** start of Data for the task **

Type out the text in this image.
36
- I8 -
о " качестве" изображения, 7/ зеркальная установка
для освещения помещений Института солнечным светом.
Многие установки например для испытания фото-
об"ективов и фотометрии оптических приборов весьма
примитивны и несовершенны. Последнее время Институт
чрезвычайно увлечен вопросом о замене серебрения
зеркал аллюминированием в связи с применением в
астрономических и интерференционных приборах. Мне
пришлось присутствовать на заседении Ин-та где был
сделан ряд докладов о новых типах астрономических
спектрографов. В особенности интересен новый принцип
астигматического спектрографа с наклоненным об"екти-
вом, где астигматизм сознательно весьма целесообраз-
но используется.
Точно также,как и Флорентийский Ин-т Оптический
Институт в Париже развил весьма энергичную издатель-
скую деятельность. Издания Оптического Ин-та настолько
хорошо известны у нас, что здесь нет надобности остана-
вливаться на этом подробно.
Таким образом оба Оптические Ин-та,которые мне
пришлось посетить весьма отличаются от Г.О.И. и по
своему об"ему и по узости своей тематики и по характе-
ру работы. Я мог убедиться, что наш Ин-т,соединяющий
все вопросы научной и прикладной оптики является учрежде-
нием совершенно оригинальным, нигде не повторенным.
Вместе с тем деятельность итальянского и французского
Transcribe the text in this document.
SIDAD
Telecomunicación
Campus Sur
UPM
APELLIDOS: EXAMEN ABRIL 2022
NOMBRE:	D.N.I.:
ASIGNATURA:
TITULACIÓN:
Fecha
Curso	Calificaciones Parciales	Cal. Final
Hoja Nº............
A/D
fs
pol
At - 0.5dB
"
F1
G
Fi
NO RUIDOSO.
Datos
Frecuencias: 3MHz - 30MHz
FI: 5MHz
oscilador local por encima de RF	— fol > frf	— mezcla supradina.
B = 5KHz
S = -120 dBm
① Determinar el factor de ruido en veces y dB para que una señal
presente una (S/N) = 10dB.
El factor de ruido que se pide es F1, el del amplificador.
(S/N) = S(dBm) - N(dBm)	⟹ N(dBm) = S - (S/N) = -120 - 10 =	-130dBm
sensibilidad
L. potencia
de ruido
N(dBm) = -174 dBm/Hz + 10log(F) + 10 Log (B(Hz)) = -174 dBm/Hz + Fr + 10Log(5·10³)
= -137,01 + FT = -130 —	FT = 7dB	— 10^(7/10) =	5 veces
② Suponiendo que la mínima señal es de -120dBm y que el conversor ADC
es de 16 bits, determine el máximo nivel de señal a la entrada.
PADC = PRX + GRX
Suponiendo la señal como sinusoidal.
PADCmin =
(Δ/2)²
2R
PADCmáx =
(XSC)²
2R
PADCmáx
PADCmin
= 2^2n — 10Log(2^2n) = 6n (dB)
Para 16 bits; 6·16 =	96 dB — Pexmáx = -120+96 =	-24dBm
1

** end of Data for the task **

__Work to be completed__
Identify the lines that contain the string "весьма", and copy every one of them.

__Solution for this task__
об"ективов и фотометрии оптических приборов весьма
вом, где астигматизм сознательно весьма целесообраз-
Институт в Париже развил весьма энергичную издатель-
пришлось посетить весьма отличаются от Г.О.И. и по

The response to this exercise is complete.